> [Required work]
Collect all lines below with the string "name".

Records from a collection

● ● ● ● ● ● ●

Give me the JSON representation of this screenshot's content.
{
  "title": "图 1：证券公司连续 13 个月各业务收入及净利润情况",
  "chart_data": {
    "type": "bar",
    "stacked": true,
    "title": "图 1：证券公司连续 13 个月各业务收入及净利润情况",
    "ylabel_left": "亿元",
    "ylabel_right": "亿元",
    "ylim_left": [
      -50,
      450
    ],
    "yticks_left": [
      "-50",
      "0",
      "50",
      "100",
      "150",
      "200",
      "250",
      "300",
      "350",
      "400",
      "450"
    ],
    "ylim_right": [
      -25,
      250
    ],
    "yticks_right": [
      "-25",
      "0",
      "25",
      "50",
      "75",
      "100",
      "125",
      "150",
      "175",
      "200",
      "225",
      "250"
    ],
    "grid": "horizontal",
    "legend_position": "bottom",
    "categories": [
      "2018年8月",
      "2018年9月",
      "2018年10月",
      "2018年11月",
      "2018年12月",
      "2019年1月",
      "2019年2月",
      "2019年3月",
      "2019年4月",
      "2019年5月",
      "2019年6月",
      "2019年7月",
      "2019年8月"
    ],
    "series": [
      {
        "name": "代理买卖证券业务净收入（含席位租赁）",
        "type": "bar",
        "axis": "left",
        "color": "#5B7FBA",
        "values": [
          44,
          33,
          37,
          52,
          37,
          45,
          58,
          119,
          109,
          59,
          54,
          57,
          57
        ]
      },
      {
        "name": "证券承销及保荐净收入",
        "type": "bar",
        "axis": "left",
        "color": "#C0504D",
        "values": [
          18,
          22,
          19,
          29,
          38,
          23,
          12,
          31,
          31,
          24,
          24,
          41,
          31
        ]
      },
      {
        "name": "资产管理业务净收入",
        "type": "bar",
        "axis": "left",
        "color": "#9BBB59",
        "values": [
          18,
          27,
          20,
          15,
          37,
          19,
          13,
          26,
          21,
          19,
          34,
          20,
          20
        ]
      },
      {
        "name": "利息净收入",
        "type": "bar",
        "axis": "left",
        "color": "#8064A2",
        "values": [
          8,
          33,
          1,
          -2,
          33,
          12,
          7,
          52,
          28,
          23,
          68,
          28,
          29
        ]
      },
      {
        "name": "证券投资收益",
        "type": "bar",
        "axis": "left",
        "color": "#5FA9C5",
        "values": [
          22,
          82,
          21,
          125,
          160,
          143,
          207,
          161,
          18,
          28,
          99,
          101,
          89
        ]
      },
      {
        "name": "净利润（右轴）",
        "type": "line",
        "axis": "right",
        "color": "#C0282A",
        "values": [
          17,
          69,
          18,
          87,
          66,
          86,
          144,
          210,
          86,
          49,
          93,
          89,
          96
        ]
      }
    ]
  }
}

● ● ● ● ● ● ●

> [Finished exercise]
        "name": "代理买卖证券业务净收入（含席位租赁）",
        "name": "证券承销及保荐净收入",
        "name": "资产管理业务净收入",
        "name": "利息净收入",
        "name": "证券投资收益",
        "name": "净利润（右轴）",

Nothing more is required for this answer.